Excerpt to read
********
Separately, Broadcom and NetEffect announced last week at the NetWorld+Interop trade show Ethernet controllers for servers that perform TCP offload and Remote Direct Memory Access.

As network speeds increase, servers need to handle more I/O requests. TCP offload is a technique for handling those requests separately, so server processors can spend more time running applications. RDMA lets servers put information directly into the memory of other servers, also lessening the burden on the processor.

Broadcom’s NetXtreme II is a Gigabit Ethernet controller intended to be placed on server adapters to facilitate clustering. The company joins a host of other proprietary and standards-based clustering approaches such as InfiniBand, Myricom’s MyriNet and Quadrics.

Broadcom calls NetXtreme a converged NIC (C-NIC) because it also serves as an iSCSI host bus adapter, allowing IT managers to run both network and storage traffic over the same network segment.

The company’s TCP/IP offload engine shifts protocol processing from the CPU to the network controller. The iSCSI protocol capability allows block-oriented storage traffic to run over Gigabit Ethernet. Embedded in-band management pass-through technology allows for remote control of a server over a network connection.

The Broadcom chip is designed for use in rack servers and blade servers and will be implemented on motherboards. It uses Microsoft’s TCP Chimney software, which improves CPU utilization by as much as five times over previous Gigabit technologies. TCP Chimney is a technology that provides TCP offload without using external memory.
********
Required tasks
• a. In the article on Broadcom's and NetEffect's server Ethernet controllers, why does Broadcom call NetXtreme a converged NIC?
• b. Pick up the article on Broadcom's and NetEffect's server Ethernet controllers after its last sentence and carry it forward.

Data entries
********
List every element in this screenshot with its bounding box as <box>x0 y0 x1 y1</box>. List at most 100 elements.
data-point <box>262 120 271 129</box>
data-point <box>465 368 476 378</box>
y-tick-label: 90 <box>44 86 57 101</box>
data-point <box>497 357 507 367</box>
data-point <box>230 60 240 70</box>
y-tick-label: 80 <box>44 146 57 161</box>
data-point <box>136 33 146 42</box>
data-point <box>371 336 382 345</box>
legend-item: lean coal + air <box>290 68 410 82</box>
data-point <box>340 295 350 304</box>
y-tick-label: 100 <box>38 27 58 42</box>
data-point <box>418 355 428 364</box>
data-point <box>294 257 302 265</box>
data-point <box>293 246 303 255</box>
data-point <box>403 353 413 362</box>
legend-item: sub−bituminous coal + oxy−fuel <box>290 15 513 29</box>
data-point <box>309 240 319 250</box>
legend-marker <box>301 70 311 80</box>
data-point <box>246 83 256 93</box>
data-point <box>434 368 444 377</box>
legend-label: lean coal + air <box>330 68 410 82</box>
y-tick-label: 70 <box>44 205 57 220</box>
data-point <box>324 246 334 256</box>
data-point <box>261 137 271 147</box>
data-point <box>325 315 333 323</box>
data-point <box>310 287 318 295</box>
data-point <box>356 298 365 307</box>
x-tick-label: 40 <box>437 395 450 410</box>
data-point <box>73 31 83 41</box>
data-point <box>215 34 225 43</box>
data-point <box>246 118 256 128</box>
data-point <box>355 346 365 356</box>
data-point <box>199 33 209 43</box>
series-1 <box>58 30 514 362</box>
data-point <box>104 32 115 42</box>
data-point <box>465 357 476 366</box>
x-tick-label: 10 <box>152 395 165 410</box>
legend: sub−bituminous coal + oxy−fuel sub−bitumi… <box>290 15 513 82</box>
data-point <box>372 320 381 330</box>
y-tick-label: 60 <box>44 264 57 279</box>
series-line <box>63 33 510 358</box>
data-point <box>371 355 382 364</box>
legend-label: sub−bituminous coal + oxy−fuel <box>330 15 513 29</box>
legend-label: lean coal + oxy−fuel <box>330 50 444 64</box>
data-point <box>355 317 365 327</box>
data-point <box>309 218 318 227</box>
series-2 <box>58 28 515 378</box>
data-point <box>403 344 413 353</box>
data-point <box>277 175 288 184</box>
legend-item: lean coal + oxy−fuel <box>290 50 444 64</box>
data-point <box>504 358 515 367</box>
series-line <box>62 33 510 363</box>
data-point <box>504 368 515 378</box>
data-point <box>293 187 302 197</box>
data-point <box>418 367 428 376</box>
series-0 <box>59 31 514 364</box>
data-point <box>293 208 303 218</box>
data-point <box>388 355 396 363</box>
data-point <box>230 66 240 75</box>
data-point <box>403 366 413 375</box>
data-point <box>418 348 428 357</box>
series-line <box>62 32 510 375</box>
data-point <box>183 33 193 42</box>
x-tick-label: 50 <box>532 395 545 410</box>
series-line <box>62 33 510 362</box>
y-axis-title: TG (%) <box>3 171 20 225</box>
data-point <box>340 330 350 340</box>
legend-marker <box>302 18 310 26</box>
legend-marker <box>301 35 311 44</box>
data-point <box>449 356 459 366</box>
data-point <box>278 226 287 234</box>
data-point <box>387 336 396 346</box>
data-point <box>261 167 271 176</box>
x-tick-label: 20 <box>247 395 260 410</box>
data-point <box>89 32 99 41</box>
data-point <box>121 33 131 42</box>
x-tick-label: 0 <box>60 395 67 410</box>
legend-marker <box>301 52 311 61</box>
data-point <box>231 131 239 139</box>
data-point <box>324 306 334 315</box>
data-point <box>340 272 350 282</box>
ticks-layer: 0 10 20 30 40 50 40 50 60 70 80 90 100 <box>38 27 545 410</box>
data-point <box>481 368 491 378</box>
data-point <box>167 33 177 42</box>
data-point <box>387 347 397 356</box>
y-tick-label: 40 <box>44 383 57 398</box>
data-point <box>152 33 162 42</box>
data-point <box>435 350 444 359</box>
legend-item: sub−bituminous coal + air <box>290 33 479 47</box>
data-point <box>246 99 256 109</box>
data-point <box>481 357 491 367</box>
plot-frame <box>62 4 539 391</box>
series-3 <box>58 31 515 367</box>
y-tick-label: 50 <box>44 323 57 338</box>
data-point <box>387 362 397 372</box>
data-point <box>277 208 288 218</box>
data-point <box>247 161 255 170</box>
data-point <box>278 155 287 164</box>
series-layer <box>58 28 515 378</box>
********
Per-task answers
• a. It also serves as an iSCSI host bus adapter, so IT managers can run both network and storage traffic over the same network segment.

• b.
Meanwhile, NetEffect announced its own coming-out party; the company was formerly called Banderacom and involved in InfiniBand silicon production. NetEffect changed focus nearly two years ago and looked at speeding up Gigabit Ethernet and making its processing more efficient. Like Broadcom, NetEffect will ship Gigabit Ethernet chips that perform TCP offload and RDMA, as well as iSCSI. NetEffect will ship its first chip and a reference model by which other vendors can make completed adapters by early next year.

The company has not named its platform yet. It is funded for $22 million.

NetEffect claims it will be able to bring out effective Gigabit, as well as 10 Gigabit processors, because of its experience with InfiniBand. Its silicon will also use iWARP Remote Direct Memory Access, which is compatible with today’s Ethernet architecture.